Start
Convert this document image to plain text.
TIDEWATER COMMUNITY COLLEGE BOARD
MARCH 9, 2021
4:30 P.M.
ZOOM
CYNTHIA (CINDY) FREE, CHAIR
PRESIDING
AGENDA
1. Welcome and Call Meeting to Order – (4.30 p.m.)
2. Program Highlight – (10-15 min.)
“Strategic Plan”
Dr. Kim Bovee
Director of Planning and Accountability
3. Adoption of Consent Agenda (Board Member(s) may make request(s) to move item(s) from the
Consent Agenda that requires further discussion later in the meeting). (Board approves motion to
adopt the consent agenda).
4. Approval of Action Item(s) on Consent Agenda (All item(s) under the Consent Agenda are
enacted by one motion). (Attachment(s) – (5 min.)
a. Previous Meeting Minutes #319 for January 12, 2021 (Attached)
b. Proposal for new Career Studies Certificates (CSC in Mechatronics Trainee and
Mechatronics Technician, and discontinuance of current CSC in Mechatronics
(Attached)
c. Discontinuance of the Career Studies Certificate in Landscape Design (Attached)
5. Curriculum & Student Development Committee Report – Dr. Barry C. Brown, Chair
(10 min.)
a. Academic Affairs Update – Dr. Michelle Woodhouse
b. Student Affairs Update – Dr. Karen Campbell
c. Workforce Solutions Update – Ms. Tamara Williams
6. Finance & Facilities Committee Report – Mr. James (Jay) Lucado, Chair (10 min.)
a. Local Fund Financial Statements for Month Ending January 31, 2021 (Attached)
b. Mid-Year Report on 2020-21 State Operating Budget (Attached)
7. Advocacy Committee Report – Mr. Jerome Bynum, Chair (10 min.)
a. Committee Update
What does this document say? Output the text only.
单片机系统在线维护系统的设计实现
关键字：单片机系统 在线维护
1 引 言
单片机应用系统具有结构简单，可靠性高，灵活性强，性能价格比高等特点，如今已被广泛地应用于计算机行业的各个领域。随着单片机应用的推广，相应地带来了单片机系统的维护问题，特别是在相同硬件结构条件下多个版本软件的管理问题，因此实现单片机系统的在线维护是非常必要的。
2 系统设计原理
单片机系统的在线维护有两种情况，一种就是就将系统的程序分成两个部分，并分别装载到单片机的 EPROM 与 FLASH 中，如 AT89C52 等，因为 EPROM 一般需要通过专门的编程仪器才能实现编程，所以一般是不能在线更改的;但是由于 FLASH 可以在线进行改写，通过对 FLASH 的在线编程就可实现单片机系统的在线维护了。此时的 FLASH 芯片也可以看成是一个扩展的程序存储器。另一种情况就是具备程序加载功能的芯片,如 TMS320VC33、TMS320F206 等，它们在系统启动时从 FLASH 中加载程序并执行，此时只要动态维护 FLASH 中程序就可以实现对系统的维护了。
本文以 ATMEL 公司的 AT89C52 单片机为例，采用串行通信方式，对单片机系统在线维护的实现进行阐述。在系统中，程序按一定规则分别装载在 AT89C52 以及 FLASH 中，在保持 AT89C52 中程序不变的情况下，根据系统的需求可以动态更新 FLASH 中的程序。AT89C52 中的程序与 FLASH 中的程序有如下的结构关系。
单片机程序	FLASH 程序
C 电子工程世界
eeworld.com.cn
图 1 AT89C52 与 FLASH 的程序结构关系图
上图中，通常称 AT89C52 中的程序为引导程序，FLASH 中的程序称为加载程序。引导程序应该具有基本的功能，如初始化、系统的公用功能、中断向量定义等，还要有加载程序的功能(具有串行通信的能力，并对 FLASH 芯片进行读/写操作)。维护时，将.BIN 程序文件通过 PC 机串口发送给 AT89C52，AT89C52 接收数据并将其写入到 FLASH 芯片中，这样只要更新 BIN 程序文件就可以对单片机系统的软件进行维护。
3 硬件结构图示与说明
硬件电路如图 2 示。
End
__EXERCISE__: Every entry above needs to be quoted exactly.

__COMPLETED TASK__:
Convert this document image to plain text.
TIDEWATER COMMUNITY COLLEGE BOARD
MARCH 9, 2021
4:30 P.M.
ZOOM
CYNTHIA (CINDY) FREE, CHAIR
PRESIDING
AGENDA
1. Welcome and Call Meeting to Order – (4.30 p.m.)
2. Program Highlight – (10-15 min.)
“Strategic Plan”
Dr. Kim Bovee
Director of Planning and Accountability
3. Adoption of Consent Agenda (Board Member(s) may make request(s) to move item(s) from the
Consent Agenda that requires further discussion later in the meeting). (Board approves motion to
adopt the consent agenda).
4. Approval of Action Item(s) on Consent Agenda (All item(s) under the Consent Agenda are
enacted by one motion). (Attachment(s) – (5 min.)
a. Previous Meeting Minutes #319 for January 12, 2021 (Attached)
b. Proposal for new Career Studies Certificates (CSC in Mechatronics Trainee and
Mechatronics Technician, and discontinuance of current CSC in Mechatronics
(Attached)
c. Discontinuance of the Career Studies Certificate in Landscape Design (Attached)
5. Curriculum & Student Development Committee Report – Dr. Barry C. Brown, Chair
(10 min.)
a. Academic Affairs Update – Dr. Michelle Woodhouse
b. Student Affairs Update – Dr. Karen Campbell
c. Workforce Solutions Update – Ms. Tamara Williams
6. Finance & Facilities Committee Report – Mr. James (Jay) Lucado, Chair (10 min.)
a. Local Fund Financial Statements for Month Ending January 31, 2021 (Attached)
b. Mid-Year Report on 2020-21 State Operating Budget (Attached)
7. Advocacy Committee Report – Mr. Jerome Bynum, Chair (10 min.)
a. Committee Update
What does this document say? Output the text only.
单片机系统在线维护系统的设计实现
关键字：单片机系统 在线维护
1 引 言
单片机应用系统具有结构简单，可靠性高，灵活性强，性能价格比高等特点，如今已被广泛地应用于计算机行业的各个领域。随着单片机应用的推广，相应地带来了单片机系统的维护问题，特别是在相同硬件结构条件下多个版本软件的管理问题，因此实现单片机系统的在线维护是非常必要的。
2 系统设计原理
单片机系统的在线维护有两种情况，一种就是就将系统的程序分成两个部分，并分别装载到单片机的 EPROM 与 FLASH 中，如 AT89C52 等，因为 EPROM 一般需要通过专门的编程仪器才能实现编程，所以一般是不能在线更改的;但是由于 FLASH 可以在线进行改写，通过对 FLASH 的在线编程就可实现单片机系统的在线维护了。此时的 FLASH 芯片也可以看成是一个扩展的程序存储器。另一种情况就是具备程序加载功能的芯片,如 TMS320VC33、TMS320F206 等，它们在系统启动时从 FLASH 中加载程序并执行，此时只要动态维护 FLASH 中程序就可以实现对系统的维护了。
本文以 ATMEL 公司的 AT89C52 单片机为例，采用串行通信方式，对单片机系统在线维护的实现进行阐述。在系统中，程序按一定规则分别装载在 AT89C52 以及 FLASH 中，在保持 AT89C52 中程序不变的情况下，根据系统的需求可以动态更新 FLASH 中的程序。AT89C52 中的程序与 FLASH 中的程序有如下的结构关系。
单片机程序	FLASH 程序
C 电子工程世界
eeworld.com.cn
图 1 AT89C52 与 FLASH 的程序结构关系图
上图中，通常称 AT89C52 中的程序为引导程序，FLASH 中的程序称为加载程序。引导程序应该具有基本的功能，如初始化、系统的公用功能、中断向量定义等，还要有加载程序的功能(具有串行通信的能力，并对 FLASH 芯片进行读/写操作)。维护时，将.BIN 程序文件通过 PC 机串口发送给 AT89C52，AT89C52 接收数据并将其写入到 FLASH 芯片中，这样只要更新 BIN 程序文件就可以对单片机系统的软件进行维护。
3 硬件结构图示与说明
硬件电路如图 2 示。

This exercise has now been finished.